→ SET PROBLEM:
According to the commit log, what does the commit "colo-proxy: Trigger checkpoints on old packets" add?

→ DOCUMENT TEXT:
=-=-=

Permalink
Commits on Mar 21, 2016
  1. Update README.md

    dagrh committed Mar 21, 2016
  2. colo-proxy: Turn off nagling on comparison socket

    dagrh committed Mar 18, 2016
    We need the compairson packets to get to the destination ASAP; no
    delay!
    
    Signed-off-by: Dr. David Alan Gilbert <dgilbert@redhat.com>
  3. colo-proxy: Trigger checkpoints on old packets

    dagrh committed Mar 17, 2016
    If the primary starts generating a series of packets on a connection
    but the secondary never does anything, then a checkpoint won't currently
    happen - the packets from the primary wont get sent until the end of the
    COLO checkpoint unless something else triggers them.
    
    Add a regular check of the packet queues for any old packets, if we find
    them then trigger a checkpoint.
    
    Signed-off-by: Dr. David Alan Gilbert <dgilbert@redhat.com>
Commits on Mar 4, 2016
  1. Create README.md

    dagrh committed Jan 21, 2016
Commits on Mar 3, 2016
  1. Measurement only: Make colo improvements switchable

    dagrh committed Mar 3, 2016
    Make the parallel ram flushing and locked reset switchable
    using migration capabilities to make it easy to measure their effect.

=-=-=

→ DATA EXTRACT:
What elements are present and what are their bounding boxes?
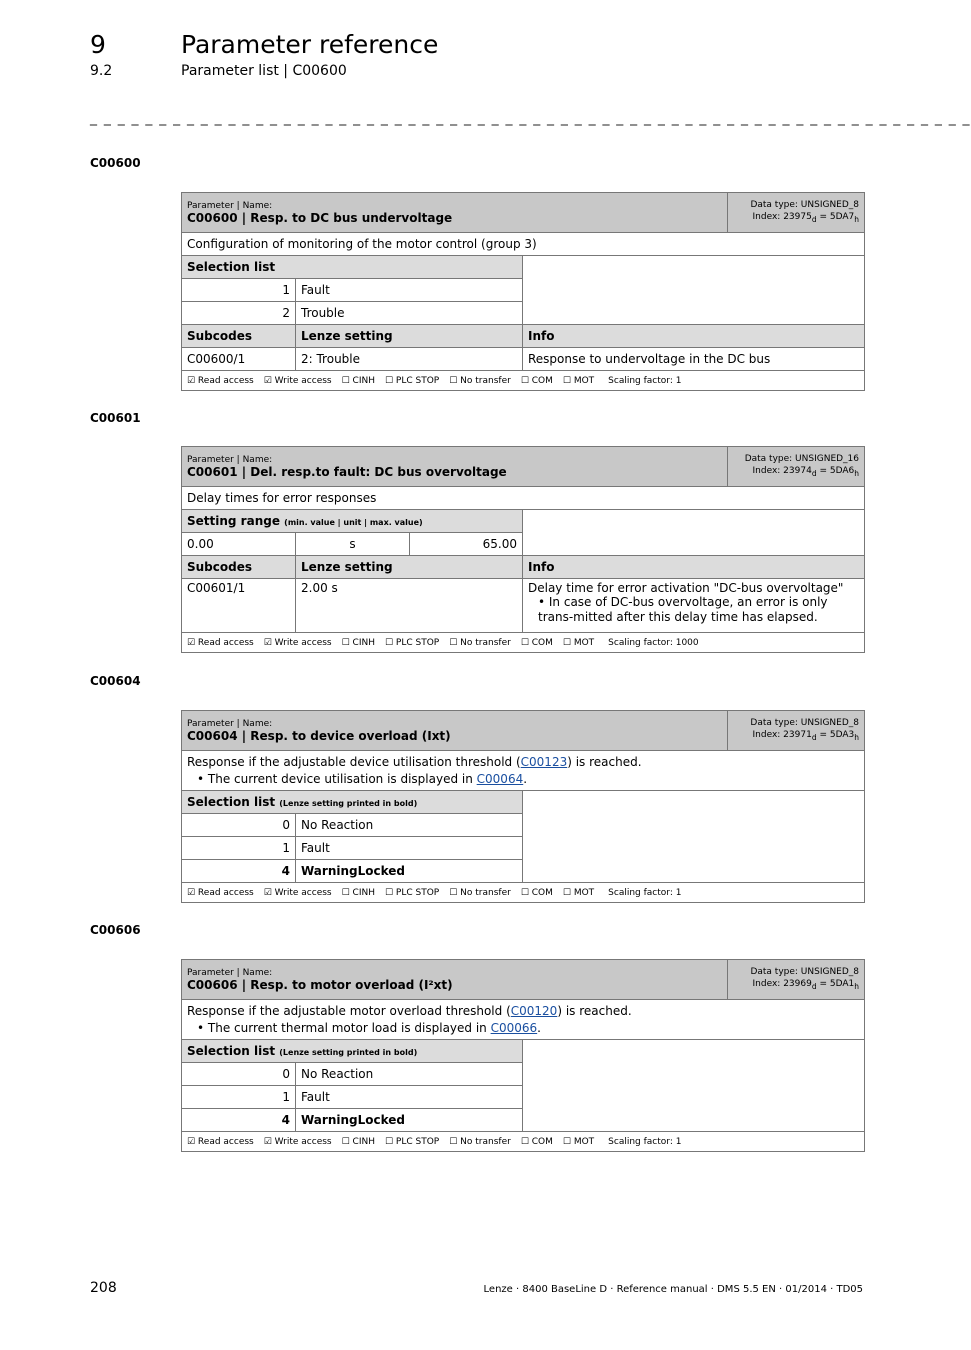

=-=-=

→ CORRECT OUTPUT:
It adds a regular check of the packet queues for old packets and triggers a checkpoint if any are found.